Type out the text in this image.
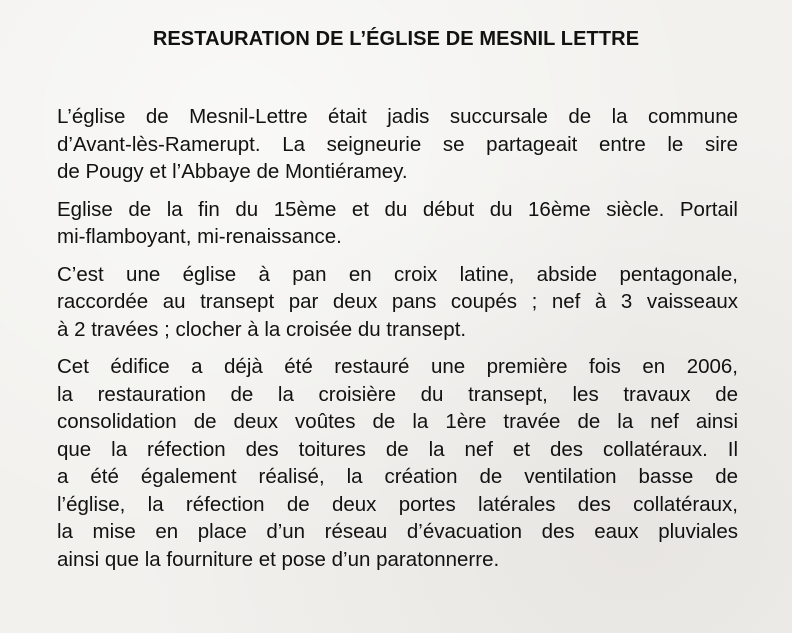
RESTAURATION DE L’ÉGLISE DE MESNIL LETTRE

L’église de Mesnil-Lettre était jadis succursale de la commune
d’Avant-lès-Ramerupt. La seigneurie se partageait entre le sire
de Pougy et l’Abbaye de Montiéramey.

Eglise de la fin du 15ème et du début du 16ème siècle. Portail
mi-flamboyant, mi-renaissance.

C’est une église à pan en croix latine, abside pentagonale,
raccordée au transept par deux pans coupés ; nef à 3 vaisseaux
à 2 travées ; clocher à la croisée du transept.

Cet édifice a déjà été restauré une première fois en 2006,
la restauration de la croisière du transept, les travaux de
consolidation de deux voûtes de la 1ère travée de la nef ainsi
que la réfection des toitures de la nef et des collatéraux. Il
a été également réalisé, la création de ventilation basse de
l’église, la réfection de deux portes latérales des collatéraux,
la mise en place d’un réseau d’évacuation des eaux pluviales
ainsi que la fourniture et pose d’un paratonnerre.
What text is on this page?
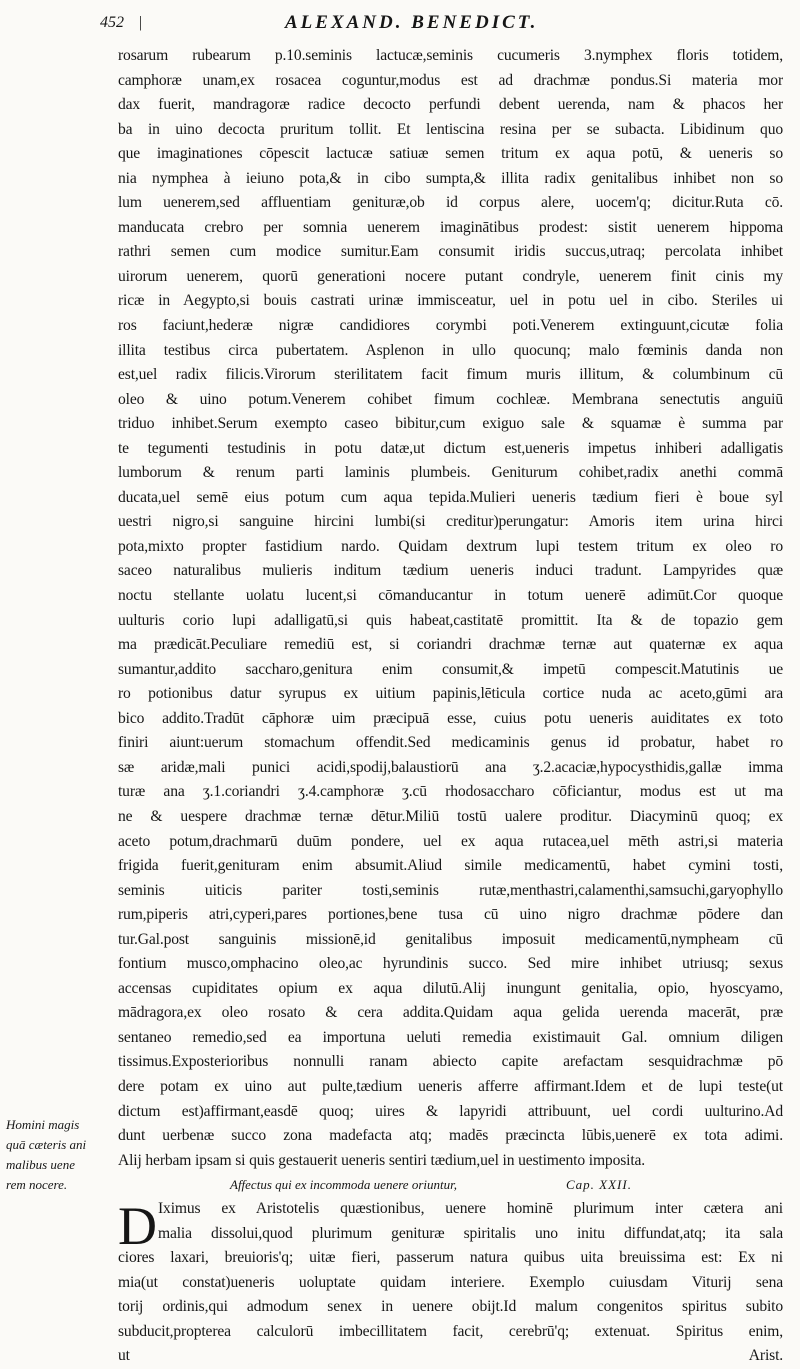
452 |	ALEXAND. BENEDICT.
rosarum rubearum p.10.seminis lactucæ,seminis cucumeris 3.nymphex floris totidem,
camphoræ unam,ex rosacea coguntur,modus est ad drachmæ pondus.Si materia mor
dax fuerit, mandragoræ radice decocto perfundi debent uerenda, nam & phacos her
ba in uino decocta pruritum tollit. Et lentiscina resina per se subacta. Libidinum quo
que imaginationes cōpescit lactucæ satiuæ semen tritum ex aqua potū, & ueneris so
nia nymphea à ieiuno pota,& in cibo sumpta,& illita radix genitalibus inhibet non so
lum uenerem,sed affluentiam genituræ,ob id corpus alere, uocem'q; dicitur.Ruta cō.
manducata crebro per somnia uenerem imaginātibus prodest: sistit uenerem hippoma
rathri semen cum modice sumitur.Eam consumit iridis succus,utraq; percolata inhibet
uirorum uenerem, quorū generationi nocere putant condryle, uenerem finit cinis my
ricæ in Aegypto,si bouis castrati urinæ immisceatur, uel in potu uel in cibo. Steriles ui
ros faciunt,hederæ nigræ candidiores corymbi poti.Venerem extinguunt,cicutæ folia
illita testibus circa pubertatem. Asplenon in ullo quocunq; malo fœminis danda non
est,uel radix filicis.Virorum sterilitatem facit fimum muris illitum, & columbinum cū
oleo & uino potum.Venerem cohibet fimum cochleæ. Membrana senectutis anguiū
triduo inhibet.Serum exempto caseo bibitur,cum exiguo sale & squamæ è summa par
te tegumenti testudinis in potu datæ,ut dictum est,ueneris impetus inhiberi adalligatis
lumborum & renum parti laminis plumbeis. Geniturum cohibet,radix anethi commā
ducata,uel semē eius potum cum aqua tepida.Mulieri ueneris tædium fieri è boue syl
uestri nigro,si sanguine hircini lumbi(si creditur)perungatur: Amoris item urina hirci
pota,mixto propter fastidium nardo. Quidam dextrum lupi testem tritum ex oleo ro
saceo naturalibus mulieris inditum tædium ueneris induci tradunt. Lampyrides quæ
noctu stellante uolatu lucent,si cōmanducantur in totum uenerē adimūt.Cor quoque
uulturis corio lupi adalligatū,si quis habeat,castitatē promittit. Ita & de topazio gem
ma prædicāt.Peculiare remediū est, si coriandri drachmæ ternæ aut quaternæ ex aqua
sumantur,addito saccharo,genitura enim consumit,& impetū compescit.Matutinis ue
ro potionibus datur syrupus ex uitium papinis,lēticula cortice nuda ac aceto,gūmi ara
bico addito.Tradūt cāphoræ uim præcipuā esse, cuius potu ueneris auiditates ex toto
finiri aiunt:uerum stomachum offendit.Sed medicaminis genus id probatur, habet ro
sæ aridæ,mali punici acidi,spodij,balaustiorū ana ʒ.2.acaciæ,hypocysthidis,gallæ imma
turæ ana ʒ.1.coriandri ʒ.4.camphoræ ʒ.cū rhodosaccharo cōficiantur, modus est ut ma
ne & uespere drachmæ ternæ dētur.Miliū tostū ualere proditur. Diacyminū quoq; ex
aceto potum,drachmarū duūm pondere, uel ex aqua rutacea,uel mēth astri,si materia
frigida fuerit,genituram enim absumit.Aliud simile medicamentū, habet cymini tosti,
seminis uiticis pariter tosti,seminis rutæ,menthastri,calamenthi,samsuchi,garyophyllo
rum,piperis atri,cyperi,pares portiones,bene tusa cū uino nigro drachmæ pōdere dan
tur.Gal.post sanguinis missionē,id genitalibus imposuit medicamentū,nympheam cū
fontium musco,omphacino oleo,ac hyrundinis succo. Sed mire inhibet utriusq; sexus
accensas cupiditates opium ex aqua dilutū.Alij inungunt genitalia, opio, hyoscyamo,
mādragora,ex oleo rosato & cera addita.Quidam aqua gelida uerenda macerāt, præ
sentaneo remedio,sed ea importuna ueluti remedia existimauit Gal. omnium diligen
tissimus.Exposterioribus nonnulli ranam abiecto capite arefactam sesquidrachmæ pō
dere potam ex uino aut pulte,tædium ueneris afferre affirmant.Idem et de lupi teste(ut
dictum est)affirmant,easdē quoq; uires & lapyridi attribuunt, uel cordi uulturino.Ad
dunt uerbenæ succo zona madefacta atq; madēs præcincta lūbis,uenerē ex tota adimi.
Alij herbam ipsam si quis gestauerit ueneris sentiri tædium,uel in uestimento imposita.
Affectus qui ex incommoda uenere oriuntur,	Cap. XXII.
D Iximus ex Aristotelis quæstionibus, uenere hominē plurimum inter cætera ani
malia dissolui,quod plurimum genituræ spiritalis uno initu diffundat,atq; ita sala
ciores laxari, breuioris'q; uitæ fieri, passerum natura quibus uita breuissima est: Ex ni
mia(ut constat)ueneris uoluptate quidam interiere. Exemplo cuiusdam Viturij sena
torij ordinis,qui admodum senex in uenere obijt.Id malum congenitos spiritus subito
subducit,propterea calculorū imbecillitatem facit, cerebrū'q; extenuat. Spiritus enim,
ut Arist.
Homini magis
quā cæteris ani
malibus uene
rem nocere.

══════════════════════════════

> WORK INSTRUCTIONS
Except for the pictures, print the data above exactly.

> OUTPUT BELOW
Type out the text in this image.
RESTAURATION DE L’ÉGLISE DE MESNIL LETTRE

L’église de Mesnil-Lettre était jadis succursale de la commune
d’Avant-lès-Ramerupt. La seigneurie se partageait entre le sire
de Pougy et l’Abbaye de Montiéramey.

Eglise de la fin du 15ème et du début du 16ème siècle. Portail
mi-flamboyant, mi-renaissance.

C’est une église à pan en croix latine, abside pentagonale,
raccordée au transept par deux pans coupés ; nef à 3 vaisseaux
à 2 travées ; clocher à la croisée du transept.

Cet édifice a déjà été restauré une première fois en 2006,
la restauration de la croisière du transept, les travaux de
consolidation de deux voûtes de la 1ère travée de la nef ainsi
que la réfection des toitures de la nef et des collatéraux. Il
a été également réalisé, la création de ventilation basse de
l’église, la réfection de deux portes latérales des collatéraux,
la mise en place d’un réseau d’évacuation des eaux pluviales
ainsi que la fourniture et pose d’un paratonnerre.
What text is on this page?
452 |	ALEXAND. BENEDICT.
rosarum rubearum p.10.seminis lactucæ,seminis cucumeris 3.nymphex floris totidem,
camphoræ unam,ex rosacea coguntur,modus est ad drachmæ pondus.Si materia mor
dax fuerit, mandragoræ radice decocto perfundi debent uerenda, nam & phacos her
ba in uino decocta pruritum tollit. Et lentiscina resina per se subacta. Libidinum quo
que imaginationes cōpescit lactucæ satiuæ semen tritum ex aqua potū, & ueneris so
nia nymphea à ieiuno pota,& in cibo sumpta,& illita radix genitalibus inhibet non so
lum uenerem,sed affluentiam genituræ,ob id corpus alere, uocem'q; dicitur.Ruta cō.
manducata crebro per somnia uenerem imaginātibus prodest: sistit uenerem hippoma
rathri semen cum modice sumitur.Eam consumit iridis succus,utraq; percolata inhibet
uirorum uenerem, quorū generationi nocere putant condryle, uenerem finit cinis my
ricæ in Aegypto,si bouis castrati urinæ immisceatur, uel in potu uel in cibo. Steriles ui
ros faciunt,hederæ nigræ candidiores corymbi poti.Venerem extinguunt,cicutæ folia
illita testibus circa pubertatem. Asplenon in ullo quocunq; malo fœminis danda non
est,uel radix filicis.Virorum sterilitatem facit fimum muris illitum, & columbinum cū
oleo & uino potum.Venerem cohibet fimum cochleæ. Membrana senectutis anguiū
triduo inhibet.Serum exempto caseo bibitur,cum exiguo sale & squamæ è summa par
te tegumenti testudinis in potu datæ,ut dictum est,ueneris impetus inhiberi adalligatis
lumborum & renum parti laminis plumbeis. Geniturum cohibet,radix anethi commā
ducata,uel semē eius potum cum aqua tepida.Mulieri ueneris tædium fieri è boue syl
uestri nigro,si sanguine hircini lumbi(si creditur)perungatur: Amoris item urina hirci
pota,mixto propter fastidium nardo. Quidam dextrum lupi testem tritum ex oleo ro
saceo naturalibus mulieris inditum tædium ueneris induci tradunt. Lampyrides quæ
noctu stellante uolatu lucent,si cōmanducantur in totum uenerē adimūt.Cor quoque
uulturis corio lupi adalligatū,si quis habeat,castitatē promittit. Ita & de topazio gem
ma prædicāt.Peculiare remediū est, si coriandri drachmæ ternæ aut quaternæ ex aqua
sumantur,addito saccharo,genitura enim consumit,& impetū compescit.Matutinis ue
ro potionibus datur syrupus ex uitium papinis,lēticula cortice nuda ac aceto,gūmi ara
bico addito.Tradūt cāphoræ uim præcipuā esse, cuius potu ueneris auiditates ex toto
finiri aiunt:uerum stomachum offendit.Sed medicaminis genus id probatur, habet ro
sæ aridæ,mali punici acidi,spodij,balaustiorū ana ʒ.2.acaciæ,hypocysthidis,gallæ imma
turæ ana ʒ.1.coriandri ʒ.4.camphoræ ʒ.cū rhodosaccharo cōficiantur, modus est ut ma
ne & uespere drachmæ ternæ dētur.Miliū tostū ualere proditur. Diacyminū quoq; ex
aceto potum,drachmarū duūm pondere, uel ex aqua rutacea,uel mēth astri,si materia
frigida fuerit,genituram enim absumit.Aliud simile medicamentū, habet cymini tosti,
seminis uiticis pariter tosti,seminis rutæ,menthastri,calamenthi,samsuchi,garyophyllo
rum,piperis atri,cyperi,pares portiones,bene tusa cū uino nigro drachmæ pōdere dan
tur.Gal.post sanguinis missionē,id genitalibus imposuit medicamentū,nympheam cū
fontium musco,omphacino oleo,ac hyrundinis succo. Sed mire inhibet utriusq; sexus
accensas cupiditates opium ex aqua dilutū.Alij inungunt genitalia, opio, hyoscyamo,
mādragora,ex oleo rosato & cera addita.Quidam aqua gelida uerenda macerāt, præ
sentaneo remedio,sed ea importuna ueluti remedia existimauit Gal. omnium diligen
tissimus.Exposterioribus nonnulli ranam abiecto capite arefactam sesquidrachmæ pō
dere potam ex uino aut pulte,tædium ueneris afferre affirmant.Idem et de lupi teste(ut
dictum est)affirmant,easdē quoq; uires & lapyridi attribuunt, uel cordi uulturino.Ad
dunt uerbenæ succo zona madefacta atq; madēs præcincta lūbis,uenerē ex tota adimi.
Alij herbam ipsam si quis gestauerit ueneris sentiri tædium,uel in uestimento imposita.
Affectus qui ex incommoda uenere oriuntur,	Cap. XXII.
D Iximus ex Aristotelis quæstionibus, uenere hominē plurimum inter cætera ani
malia dissolui,quod plurimum genituræ spiritalis uno initu diffundat,atq; ita sala
ciores laxari, breuioris'q; uitæ fieri, passerum natura quibus uita breuissima est: Ex ni
mia(ut constat)ueneris uoluptate quidam interiere. Exemplo cuiusdam Viturij sena
torij ordinis,qui admodum senex in uenere obijt.Id malum congenitos spiritus subito
subducit,propterea calculorū imbecillitatem facit, cerebrū'q; extenuat. Spiritus enim,
ut Arist.
Homini magis
quā cæteris ani
malibus uene
rem nocere.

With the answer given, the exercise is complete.